_What is asked_
Whenever a line below holds the word "from", copy that line.

+++ Supplied information +++

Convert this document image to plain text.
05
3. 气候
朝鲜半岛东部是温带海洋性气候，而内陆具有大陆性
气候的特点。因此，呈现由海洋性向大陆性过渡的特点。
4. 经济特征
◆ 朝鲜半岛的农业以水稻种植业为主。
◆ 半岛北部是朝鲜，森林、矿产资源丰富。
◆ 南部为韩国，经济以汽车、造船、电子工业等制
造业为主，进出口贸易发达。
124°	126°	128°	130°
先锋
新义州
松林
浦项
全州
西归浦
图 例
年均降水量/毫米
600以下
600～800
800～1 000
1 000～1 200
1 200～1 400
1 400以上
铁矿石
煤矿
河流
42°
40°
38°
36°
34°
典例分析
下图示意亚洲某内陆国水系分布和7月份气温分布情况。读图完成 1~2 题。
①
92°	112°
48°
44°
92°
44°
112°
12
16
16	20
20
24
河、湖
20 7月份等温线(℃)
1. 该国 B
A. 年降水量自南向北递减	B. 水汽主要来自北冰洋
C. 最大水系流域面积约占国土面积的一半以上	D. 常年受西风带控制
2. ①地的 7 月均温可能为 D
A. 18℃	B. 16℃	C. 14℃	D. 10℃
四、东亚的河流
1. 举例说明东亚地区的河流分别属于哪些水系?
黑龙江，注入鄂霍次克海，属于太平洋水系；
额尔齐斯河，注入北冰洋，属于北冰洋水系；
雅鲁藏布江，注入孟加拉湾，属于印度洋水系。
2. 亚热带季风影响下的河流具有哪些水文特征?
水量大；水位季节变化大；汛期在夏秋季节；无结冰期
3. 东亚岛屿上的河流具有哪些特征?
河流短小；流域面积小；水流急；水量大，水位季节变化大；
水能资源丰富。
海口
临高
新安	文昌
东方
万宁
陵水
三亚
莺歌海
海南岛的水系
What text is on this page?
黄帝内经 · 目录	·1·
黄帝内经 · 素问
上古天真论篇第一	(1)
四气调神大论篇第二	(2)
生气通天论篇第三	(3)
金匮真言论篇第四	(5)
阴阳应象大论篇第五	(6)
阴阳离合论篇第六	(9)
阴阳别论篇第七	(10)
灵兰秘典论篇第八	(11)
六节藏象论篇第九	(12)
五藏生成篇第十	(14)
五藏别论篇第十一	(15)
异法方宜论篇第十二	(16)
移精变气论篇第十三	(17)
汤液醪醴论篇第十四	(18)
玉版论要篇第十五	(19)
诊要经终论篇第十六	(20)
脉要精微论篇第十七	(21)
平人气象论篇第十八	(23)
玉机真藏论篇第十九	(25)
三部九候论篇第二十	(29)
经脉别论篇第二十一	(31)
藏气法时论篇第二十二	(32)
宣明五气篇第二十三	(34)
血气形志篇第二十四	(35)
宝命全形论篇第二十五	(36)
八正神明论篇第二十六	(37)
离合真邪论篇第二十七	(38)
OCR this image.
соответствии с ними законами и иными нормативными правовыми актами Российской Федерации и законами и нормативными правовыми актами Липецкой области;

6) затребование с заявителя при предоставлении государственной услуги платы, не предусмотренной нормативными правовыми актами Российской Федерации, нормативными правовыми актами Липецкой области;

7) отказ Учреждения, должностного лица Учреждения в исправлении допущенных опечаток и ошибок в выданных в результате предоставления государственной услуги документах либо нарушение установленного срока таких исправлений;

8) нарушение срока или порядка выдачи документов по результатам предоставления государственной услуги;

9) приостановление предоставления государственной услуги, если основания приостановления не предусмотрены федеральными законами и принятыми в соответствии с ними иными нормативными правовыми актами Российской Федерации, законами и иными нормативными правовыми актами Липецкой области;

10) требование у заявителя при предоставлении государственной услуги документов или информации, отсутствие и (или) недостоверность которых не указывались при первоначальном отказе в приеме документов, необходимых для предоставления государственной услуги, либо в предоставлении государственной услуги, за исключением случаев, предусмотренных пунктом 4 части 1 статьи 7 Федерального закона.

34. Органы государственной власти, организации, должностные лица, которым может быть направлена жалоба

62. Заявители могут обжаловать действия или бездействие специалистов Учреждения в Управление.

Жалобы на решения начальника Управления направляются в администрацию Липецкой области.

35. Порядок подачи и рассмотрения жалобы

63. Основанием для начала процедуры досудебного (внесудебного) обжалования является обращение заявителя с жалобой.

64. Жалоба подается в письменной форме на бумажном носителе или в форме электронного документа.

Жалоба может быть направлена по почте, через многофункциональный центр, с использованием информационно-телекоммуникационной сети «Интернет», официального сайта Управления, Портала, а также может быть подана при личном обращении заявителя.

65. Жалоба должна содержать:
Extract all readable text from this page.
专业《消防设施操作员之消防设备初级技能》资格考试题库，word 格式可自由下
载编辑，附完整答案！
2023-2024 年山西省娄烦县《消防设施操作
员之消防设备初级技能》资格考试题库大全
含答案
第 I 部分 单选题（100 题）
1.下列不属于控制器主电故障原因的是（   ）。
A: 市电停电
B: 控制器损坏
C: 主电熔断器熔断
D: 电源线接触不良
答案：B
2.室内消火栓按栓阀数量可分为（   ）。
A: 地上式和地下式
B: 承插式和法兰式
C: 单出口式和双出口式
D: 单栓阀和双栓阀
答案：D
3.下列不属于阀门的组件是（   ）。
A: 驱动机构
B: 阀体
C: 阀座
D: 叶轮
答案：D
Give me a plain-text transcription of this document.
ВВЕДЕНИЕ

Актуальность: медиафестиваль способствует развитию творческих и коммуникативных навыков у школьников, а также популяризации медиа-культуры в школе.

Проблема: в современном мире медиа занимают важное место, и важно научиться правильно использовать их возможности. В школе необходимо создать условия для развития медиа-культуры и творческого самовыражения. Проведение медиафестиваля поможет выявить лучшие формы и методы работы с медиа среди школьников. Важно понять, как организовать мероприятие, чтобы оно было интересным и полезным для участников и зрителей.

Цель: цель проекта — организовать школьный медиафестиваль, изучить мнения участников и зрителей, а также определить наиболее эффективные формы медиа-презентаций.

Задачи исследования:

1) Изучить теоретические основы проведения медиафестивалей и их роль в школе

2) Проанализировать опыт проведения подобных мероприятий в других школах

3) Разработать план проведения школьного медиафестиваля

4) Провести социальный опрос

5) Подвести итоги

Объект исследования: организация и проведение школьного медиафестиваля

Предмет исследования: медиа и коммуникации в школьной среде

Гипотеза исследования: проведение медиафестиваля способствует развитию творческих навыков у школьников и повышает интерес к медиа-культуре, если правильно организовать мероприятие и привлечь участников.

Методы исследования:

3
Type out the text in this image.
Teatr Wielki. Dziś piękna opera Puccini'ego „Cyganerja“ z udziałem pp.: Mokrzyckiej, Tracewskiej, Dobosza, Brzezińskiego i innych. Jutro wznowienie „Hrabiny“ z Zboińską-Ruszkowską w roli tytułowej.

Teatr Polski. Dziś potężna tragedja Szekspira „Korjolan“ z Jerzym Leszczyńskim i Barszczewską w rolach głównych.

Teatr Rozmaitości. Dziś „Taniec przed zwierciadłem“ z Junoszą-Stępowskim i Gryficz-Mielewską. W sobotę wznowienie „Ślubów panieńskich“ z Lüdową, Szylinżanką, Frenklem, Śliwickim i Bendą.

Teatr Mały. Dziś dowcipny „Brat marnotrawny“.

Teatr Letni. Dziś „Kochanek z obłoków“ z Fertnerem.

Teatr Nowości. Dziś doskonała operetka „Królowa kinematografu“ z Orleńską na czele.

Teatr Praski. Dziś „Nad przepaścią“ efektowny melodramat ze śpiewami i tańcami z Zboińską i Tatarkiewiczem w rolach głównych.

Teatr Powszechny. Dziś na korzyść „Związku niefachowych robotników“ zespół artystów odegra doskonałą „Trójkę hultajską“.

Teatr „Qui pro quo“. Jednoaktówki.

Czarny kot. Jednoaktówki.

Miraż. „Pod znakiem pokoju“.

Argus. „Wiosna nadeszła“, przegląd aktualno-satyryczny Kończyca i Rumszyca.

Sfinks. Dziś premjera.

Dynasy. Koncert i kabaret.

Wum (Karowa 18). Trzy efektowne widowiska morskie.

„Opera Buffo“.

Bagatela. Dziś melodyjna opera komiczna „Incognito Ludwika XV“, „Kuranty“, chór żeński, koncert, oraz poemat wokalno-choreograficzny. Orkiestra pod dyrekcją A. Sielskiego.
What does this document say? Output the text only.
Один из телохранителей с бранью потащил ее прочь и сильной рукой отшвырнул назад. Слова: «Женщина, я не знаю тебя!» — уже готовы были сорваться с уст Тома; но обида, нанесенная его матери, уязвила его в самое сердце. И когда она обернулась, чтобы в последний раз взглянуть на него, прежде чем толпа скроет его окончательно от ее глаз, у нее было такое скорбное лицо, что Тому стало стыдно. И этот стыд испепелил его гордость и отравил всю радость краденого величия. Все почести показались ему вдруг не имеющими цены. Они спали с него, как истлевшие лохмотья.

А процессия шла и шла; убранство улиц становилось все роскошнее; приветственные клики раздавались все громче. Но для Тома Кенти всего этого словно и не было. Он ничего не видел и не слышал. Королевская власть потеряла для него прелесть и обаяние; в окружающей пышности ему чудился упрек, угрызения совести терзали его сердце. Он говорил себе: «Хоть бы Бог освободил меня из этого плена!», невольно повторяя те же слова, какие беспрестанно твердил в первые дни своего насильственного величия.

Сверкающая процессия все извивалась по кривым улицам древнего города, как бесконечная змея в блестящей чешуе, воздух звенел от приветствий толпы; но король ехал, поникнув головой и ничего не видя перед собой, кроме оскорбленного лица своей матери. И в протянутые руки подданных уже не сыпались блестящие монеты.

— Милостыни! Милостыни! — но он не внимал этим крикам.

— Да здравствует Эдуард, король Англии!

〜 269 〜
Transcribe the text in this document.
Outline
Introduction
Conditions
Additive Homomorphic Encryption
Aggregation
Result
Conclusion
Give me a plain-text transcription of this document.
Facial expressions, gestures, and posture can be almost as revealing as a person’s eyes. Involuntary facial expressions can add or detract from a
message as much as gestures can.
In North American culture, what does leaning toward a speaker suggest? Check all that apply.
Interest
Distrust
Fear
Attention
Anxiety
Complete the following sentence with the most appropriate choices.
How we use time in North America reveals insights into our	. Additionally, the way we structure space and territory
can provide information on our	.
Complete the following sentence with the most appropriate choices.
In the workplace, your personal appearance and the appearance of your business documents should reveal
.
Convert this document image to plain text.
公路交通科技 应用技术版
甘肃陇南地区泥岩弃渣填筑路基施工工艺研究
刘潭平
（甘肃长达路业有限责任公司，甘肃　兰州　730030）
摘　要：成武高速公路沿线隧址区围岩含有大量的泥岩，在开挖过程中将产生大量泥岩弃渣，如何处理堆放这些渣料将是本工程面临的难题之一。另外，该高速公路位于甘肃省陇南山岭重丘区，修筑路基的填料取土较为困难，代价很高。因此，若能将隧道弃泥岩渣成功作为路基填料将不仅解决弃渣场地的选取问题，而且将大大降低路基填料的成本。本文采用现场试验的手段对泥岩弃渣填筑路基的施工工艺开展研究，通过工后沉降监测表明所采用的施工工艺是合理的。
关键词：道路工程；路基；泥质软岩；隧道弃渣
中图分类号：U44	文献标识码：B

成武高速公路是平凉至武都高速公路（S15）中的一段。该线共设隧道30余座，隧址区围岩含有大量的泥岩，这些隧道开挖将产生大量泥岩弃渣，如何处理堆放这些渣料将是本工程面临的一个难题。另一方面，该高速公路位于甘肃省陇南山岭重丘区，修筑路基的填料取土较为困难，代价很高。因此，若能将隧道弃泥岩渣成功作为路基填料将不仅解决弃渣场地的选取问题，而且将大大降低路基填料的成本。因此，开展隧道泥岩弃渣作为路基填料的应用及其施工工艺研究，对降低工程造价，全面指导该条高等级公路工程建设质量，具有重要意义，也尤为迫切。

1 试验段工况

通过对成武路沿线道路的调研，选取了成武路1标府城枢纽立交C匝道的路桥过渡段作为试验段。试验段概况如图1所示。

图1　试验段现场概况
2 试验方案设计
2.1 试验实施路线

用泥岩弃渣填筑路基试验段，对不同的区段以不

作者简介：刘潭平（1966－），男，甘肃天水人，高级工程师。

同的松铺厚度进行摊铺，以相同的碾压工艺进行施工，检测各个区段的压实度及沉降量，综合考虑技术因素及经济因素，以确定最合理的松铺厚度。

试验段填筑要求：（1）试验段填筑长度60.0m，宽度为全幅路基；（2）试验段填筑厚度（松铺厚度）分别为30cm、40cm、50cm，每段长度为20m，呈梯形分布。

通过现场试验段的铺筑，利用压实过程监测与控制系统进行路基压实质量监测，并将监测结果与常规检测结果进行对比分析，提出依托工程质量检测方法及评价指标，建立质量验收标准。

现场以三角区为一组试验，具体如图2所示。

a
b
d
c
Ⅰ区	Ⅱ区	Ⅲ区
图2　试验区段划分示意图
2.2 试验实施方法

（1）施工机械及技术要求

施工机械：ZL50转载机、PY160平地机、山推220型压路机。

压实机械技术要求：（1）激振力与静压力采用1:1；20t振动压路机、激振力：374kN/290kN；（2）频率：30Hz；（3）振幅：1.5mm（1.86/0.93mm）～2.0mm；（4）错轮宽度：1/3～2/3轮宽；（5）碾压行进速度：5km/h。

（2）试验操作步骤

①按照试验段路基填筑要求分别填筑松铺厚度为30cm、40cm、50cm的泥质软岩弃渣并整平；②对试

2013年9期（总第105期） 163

+++

_Task output_
Extract all readable text from this page.
Facial expressions, gestures, and posture can be almost as revealing as a person’s eyes. Involuntary facial expressions can add or detract from a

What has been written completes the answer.